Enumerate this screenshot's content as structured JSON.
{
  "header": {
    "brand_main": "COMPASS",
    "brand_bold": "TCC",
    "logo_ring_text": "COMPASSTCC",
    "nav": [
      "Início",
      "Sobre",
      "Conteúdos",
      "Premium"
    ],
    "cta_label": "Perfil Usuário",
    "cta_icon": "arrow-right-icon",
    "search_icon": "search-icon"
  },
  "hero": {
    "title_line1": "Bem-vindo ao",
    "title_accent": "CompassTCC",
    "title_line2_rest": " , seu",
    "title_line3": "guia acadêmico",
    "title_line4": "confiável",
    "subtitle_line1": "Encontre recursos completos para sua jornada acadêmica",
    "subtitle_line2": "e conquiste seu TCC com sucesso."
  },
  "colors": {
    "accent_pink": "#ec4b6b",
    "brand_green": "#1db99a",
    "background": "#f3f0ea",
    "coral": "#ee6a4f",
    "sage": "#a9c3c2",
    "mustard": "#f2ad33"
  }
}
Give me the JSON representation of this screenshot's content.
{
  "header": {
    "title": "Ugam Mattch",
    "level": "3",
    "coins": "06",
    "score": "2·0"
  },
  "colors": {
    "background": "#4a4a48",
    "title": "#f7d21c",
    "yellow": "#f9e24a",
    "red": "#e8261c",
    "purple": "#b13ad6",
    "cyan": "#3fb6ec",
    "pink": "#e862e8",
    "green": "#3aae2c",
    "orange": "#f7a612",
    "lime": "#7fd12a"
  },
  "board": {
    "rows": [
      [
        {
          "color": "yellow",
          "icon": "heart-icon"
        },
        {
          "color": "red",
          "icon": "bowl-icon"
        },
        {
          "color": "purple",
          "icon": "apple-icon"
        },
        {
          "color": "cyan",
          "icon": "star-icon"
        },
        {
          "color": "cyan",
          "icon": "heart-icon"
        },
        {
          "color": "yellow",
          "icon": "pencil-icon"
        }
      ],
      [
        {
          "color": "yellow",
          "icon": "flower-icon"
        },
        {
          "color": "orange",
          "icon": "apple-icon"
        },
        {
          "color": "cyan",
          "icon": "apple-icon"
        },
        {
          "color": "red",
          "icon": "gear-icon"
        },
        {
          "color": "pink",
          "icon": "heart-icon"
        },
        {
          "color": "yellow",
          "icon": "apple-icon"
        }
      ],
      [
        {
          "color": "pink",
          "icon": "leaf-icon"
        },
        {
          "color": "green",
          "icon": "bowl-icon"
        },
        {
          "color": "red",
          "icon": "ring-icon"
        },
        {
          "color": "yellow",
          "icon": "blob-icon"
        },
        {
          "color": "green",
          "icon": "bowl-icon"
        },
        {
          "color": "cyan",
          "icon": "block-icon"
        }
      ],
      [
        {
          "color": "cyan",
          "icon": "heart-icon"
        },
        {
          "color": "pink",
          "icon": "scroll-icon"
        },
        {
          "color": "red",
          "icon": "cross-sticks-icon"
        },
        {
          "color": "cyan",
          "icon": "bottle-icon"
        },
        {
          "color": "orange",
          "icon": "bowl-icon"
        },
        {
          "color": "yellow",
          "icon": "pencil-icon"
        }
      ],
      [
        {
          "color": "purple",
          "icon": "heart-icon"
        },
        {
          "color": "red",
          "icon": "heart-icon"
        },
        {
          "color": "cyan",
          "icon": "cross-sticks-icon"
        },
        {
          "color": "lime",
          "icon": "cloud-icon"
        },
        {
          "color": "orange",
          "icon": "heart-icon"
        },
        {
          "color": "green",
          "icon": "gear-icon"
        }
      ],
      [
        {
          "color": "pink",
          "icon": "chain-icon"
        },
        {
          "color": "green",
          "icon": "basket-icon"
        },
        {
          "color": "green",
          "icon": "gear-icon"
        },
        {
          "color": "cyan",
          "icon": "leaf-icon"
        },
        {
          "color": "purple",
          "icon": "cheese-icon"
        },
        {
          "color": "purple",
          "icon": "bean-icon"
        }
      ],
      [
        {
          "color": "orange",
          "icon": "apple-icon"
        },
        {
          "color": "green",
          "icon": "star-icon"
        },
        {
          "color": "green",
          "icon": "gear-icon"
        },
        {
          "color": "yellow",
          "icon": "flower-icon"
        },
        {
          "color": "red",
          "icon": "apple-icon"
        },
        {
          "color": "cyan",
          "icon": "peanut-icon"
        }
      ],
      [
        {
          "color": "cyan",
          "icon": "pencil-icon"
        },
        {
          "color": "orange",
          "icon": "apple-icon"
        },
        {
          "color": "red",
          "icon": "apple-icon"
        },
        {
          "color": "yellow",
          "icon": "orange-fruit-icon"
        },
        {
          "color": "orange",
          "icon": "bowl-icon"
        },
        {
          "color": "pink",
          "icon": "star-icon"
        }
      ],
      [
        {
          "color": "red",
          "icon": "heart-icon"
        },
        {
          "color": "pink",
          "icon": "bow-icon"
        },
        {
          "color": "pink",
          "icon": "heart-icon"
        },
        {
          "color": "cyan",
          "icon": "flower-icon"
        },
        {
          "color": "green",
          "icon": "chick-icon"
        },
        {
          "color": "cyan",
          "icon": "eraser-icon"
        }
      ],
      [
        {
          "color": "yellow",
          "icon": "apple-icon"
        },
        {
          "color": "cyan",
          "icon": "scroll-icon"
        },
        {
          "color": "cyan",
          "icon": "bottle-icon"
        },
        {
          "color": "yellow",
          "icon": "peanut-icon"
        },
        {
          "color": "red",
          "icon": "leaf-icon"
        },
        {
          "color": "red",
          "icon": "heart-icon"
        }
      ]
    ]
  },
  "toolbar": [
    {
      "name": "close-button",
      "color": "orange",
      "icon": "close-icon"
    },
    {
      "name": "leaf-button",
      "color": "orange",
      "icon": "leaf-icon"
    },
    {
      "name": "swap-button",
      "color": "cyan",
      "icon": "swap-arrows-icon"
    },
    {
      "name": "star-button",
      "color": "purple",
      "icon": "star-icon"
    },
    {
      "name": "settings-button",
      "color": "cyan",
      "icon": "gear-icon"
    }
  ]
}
▬▬▬▬▬▬▬▬▬▬
● **EXERCISE PROMPT**
Identify all lines in the records above with the word "screenshot".

● **RESULT OF THIS TASK**
Enumerate this screenshot's content as structured JSON.
Give me the JSON representation of this screenshot's content.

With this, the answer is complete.